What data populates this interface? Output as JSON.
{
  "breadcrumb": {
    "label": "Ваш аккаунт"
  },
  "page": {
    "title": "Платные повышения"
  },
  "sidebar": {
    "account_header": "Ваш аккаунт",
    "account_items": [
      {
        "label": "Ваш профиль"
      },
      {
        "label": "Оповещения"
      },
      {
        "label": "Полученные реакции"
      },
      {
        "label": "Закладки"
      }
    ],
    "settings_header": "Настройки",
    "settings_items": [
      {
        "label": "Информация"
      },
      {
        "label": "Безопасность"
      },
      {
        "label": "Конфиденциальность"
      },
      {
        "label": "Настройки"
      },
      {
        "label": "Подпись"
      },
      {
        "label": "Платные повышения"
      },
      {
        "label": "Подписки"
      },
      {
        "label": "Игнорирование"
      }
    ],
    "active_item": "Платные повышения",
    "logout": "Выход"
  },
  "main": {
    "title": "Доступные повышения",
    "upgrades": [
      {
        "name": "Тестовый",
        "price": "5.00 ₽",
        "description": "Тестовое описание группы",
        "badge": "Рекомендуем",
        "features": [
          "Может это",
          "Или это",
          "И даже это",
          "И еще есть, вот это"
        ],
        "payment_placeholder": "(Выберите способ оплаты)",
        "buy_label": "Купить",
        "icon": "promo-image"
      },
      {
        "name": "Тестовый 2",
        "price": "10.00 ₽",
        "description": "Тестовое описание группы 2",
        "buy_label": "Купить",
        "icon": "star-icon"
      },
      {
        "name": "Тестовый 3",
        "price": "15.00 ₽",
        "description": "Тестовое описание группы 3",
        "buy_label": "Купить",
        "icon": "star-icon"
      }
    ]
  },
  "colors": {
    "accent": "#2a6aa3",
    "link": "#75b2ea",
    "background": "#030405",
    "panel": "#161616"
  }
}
━━━
Exercise aim: Among the records above, find each line holding the string "аккаунт" and pull it out.

Correct answer:
    "label": "Ваш аккаунт"
    "account_header": "Ваш аккаунт",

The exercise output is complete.